Exercise aim:
Do not copy the pictures; transcribe all other material exactly.

Records from a data collection:
[Start]

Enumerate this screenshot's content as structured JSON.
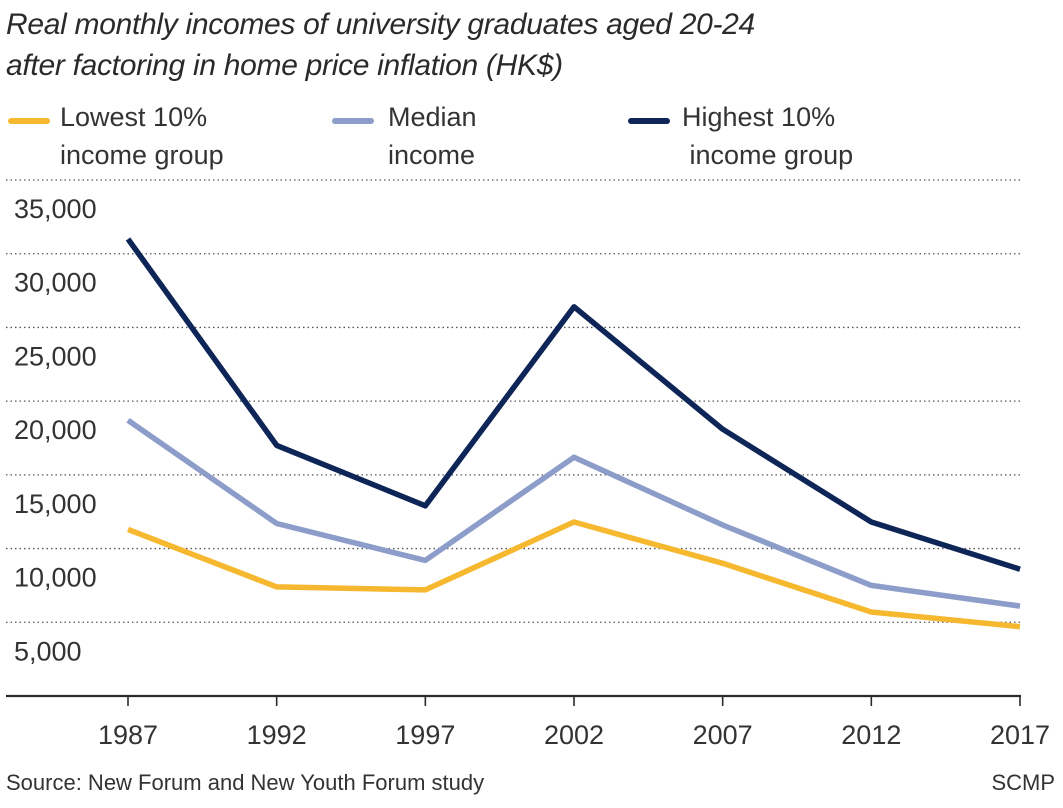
{
  "chart_data": {
    "type": "line",
    "title_lines": [
      "Real monthly incomes of university graduates aged 20-24",
      "after factoring in home price inflation (HK$)"
    ],
    "categories": [
      "1987",
      "1992",
      "1997",
      "2002",
      "2007",
      "2012",
      "2017"
    ],
    "series": [
      {
        "name": "Lowest 10% income group",
        "label_lines": [
          "Lowest 10%",
          "income group"
        ],
        "color": "#f5b82e",
        "values": [
          11300,
          7400,
          7200,
          11800,
          9000,
          5700,
          4700
        ]
      },
      {
        "name": "Median income",
        "label_lines": [
          "Median",
          "income"
        ],
        "color": "#8c9dc9",
        "values": [
          18700,
          11700,
          9200,
          16200,
          11600,
          7500,
          6100
        ]
      },
      {
        "name": "Highest 10% income group",
        "label_lines": [
          "Highest 10%",
          " income group"
        ],
        "color": "#0d2657",
        "values": [
          31000,
          17000,
          12900,
          26400,
          18100,
          11800,
          8600
        ]
      }
    ],
    "yticks": [
      5000,
      10000,
      15000,
      20000,
      25000,
      30000,
      35000
    ],
    "ytick_labels": [
      "5,000",
      "10,000",
      "15,000",
      "20,000",
      "25,000",
      "30,000",
      "35,000"
    ],
    "ylim": [
      0,
      35000
    ],
    "grid": "dotted horizontal",
    "legend_position": "top",
    "xlabel": "",
    "ylabel": ""
  },
  "source": "Source: New Forum and New Youth Forum study",
  "credit": "SCMP"
}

[End]

Solution below:
Enumerate this screenshot's content as structured JSON.
{
  "chart_data": {
    "type": "line",
    "title_lines": [
      "Real monthly incomes of university graduates aged 20-24",
      "after factoring in home price inflation (HK$)"
    ],
    "categories": [
      "1987",
      "1992",
      "1997",
      "2002",
      "2007",
      "2012",
      "2017"
    ],
    "series": [
      {
        "name": "Lowest 10% income group",
        "label_lines": [
          "Lowest 10%",
          "income group"
        ],
        "color": "#f5b82e",
        "values": [
          11300,
          7400,
          7200,
          11800,
          9000,
          5700,
          4700
        ]
      },
      {
        "name": "Median income",
        "label_lines": [
          "Median",
          "income"
        ],
        "color": "#8c9dc9",
        "values": [
          18700,
          11700,
          9200,
          16200,
          11600,
          7500,
          6100
        ]
      },
      {
        "name": "Highest 10% income group",
        "label_lines": [
          "Highest 10%",
          " income group"
        ],
        "color": "#0d2657",
        "values": [
          31000,
          17000,
          12900,
          26400,
          18100,
          11800,
          8600
        ]
      }
    ],
    "yticks": [
      5000,
      10000,
      15000,
      20000,
      25000,
      30000,
      35000
    ],
    "ytick_labels": [
      "5,000",
      "10,000",
      "15,000",
      "20,000",
      "25,000",
      "30,000",
      "35,000"
    ],
    "ylim": [
      0,
      35000
    ],
    "grid": "dotted horizontal",
    "legend_position": "top",
    "xlabel": "",
    "ylabel": ""
  },
  "source": "Source: New Forum and New Youth Forum study",
  "credit": "SCMP"
}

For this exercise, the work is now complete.